**Short task:** Gather up all lines that carry the word "this".

╭─ Dataset entries

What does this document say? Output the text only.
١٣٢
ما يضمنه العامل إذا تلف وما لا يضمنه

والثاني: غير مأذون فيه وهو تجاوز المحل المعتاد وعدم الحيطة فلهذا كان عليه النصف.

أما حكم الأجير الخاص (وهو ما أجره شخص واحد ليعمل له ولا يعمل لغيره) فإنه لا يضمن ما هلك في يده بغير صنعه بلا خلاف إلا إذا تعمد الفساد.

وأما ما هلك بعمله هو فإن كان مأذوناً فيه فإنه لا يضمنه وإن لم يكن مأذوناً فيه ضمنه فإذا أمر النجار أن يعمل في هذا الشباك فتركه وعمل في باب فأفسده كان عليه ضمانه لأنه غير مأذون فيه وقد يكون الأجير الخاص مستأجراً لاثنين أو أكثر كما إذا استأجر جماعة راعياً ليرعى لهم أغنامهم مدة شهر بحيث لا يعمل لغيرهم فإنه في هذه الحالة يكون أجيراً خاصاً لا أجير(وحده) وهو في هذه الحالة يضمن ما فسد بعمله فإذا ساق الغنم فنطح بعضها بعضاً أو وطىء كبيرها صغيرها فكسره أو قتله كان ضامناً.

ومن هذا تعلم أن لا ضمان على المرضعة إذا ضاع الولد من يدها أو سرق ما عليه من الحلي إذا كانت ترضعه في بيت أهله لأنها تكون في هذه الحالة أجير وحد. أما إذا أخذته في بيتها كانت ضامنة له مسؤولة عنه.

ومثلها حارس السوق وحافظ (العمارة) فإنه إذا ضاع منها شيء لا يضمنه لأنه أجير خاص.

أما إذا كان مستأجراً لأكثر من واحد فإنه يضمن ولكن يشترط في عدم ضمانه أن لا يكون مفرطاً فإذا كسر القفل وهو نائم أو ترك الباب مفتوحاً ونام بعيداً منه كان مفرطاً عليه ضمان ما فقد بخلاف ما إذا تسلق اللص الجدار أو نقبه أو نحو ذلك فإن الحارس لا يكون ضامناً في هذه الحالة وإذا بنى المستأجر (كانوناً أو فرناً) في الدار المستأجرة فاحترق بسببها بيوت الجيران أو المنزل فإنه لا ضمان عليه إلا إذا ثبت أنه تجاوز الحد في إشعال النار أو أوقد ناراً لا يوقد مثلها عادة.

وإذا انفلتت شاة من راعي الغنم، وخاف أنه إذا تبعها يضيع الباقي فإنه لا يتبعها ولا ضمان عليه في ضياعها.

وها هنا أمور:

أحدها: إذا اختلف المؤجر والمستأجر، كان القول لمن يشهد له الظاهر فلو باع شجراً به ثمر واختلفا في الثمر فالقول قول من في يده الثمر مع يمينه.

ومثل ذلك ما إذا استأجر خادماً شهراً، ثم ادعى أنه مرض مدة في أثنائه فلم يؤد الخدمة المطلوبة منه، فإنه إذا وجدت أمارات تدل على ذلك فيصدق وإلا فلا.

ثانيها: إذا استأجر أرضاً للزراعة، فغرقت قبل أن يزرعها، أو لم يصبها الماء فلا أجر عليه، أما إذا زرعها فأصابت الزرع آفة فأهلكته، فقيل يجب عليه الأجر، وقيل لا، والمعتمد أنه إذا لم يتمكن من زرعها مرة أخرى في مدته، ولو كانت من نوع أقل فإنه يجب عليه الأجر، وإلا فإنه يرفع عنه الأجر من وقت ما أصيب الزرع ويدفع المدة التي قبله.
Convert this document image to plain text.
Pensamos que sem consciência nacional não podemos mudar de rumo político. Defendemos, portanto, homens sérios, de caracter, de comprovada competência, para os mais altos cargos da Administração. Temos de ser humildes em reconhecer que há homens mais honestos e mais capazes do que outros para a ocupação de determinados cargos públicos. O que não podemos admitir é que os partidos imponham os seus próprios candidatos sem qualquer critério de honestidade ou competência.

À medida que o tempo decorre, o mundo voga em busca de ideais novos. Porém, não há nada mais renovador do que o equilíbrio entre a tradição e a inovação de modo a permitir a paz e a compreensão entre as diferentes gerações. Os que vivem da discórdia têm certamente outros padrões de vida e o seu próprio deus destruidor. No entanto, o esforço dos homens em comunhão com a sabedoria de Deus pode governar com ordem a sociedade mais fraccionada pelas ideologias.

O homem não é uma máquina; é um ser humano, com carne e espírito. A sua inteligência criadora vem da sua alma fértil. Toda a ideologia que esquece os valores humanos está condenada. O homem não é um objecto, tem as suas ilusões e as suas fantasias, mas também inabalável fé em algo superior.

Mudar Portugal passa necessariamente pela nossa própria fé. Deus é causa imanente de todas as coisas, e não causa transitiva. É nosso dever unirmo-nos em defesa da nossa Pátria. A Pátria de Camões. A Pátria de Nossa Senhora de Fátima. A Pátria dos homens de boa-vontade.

╰─

**Complete answer:**
What does this document say? Output the text only.
Convert this document image to plain text.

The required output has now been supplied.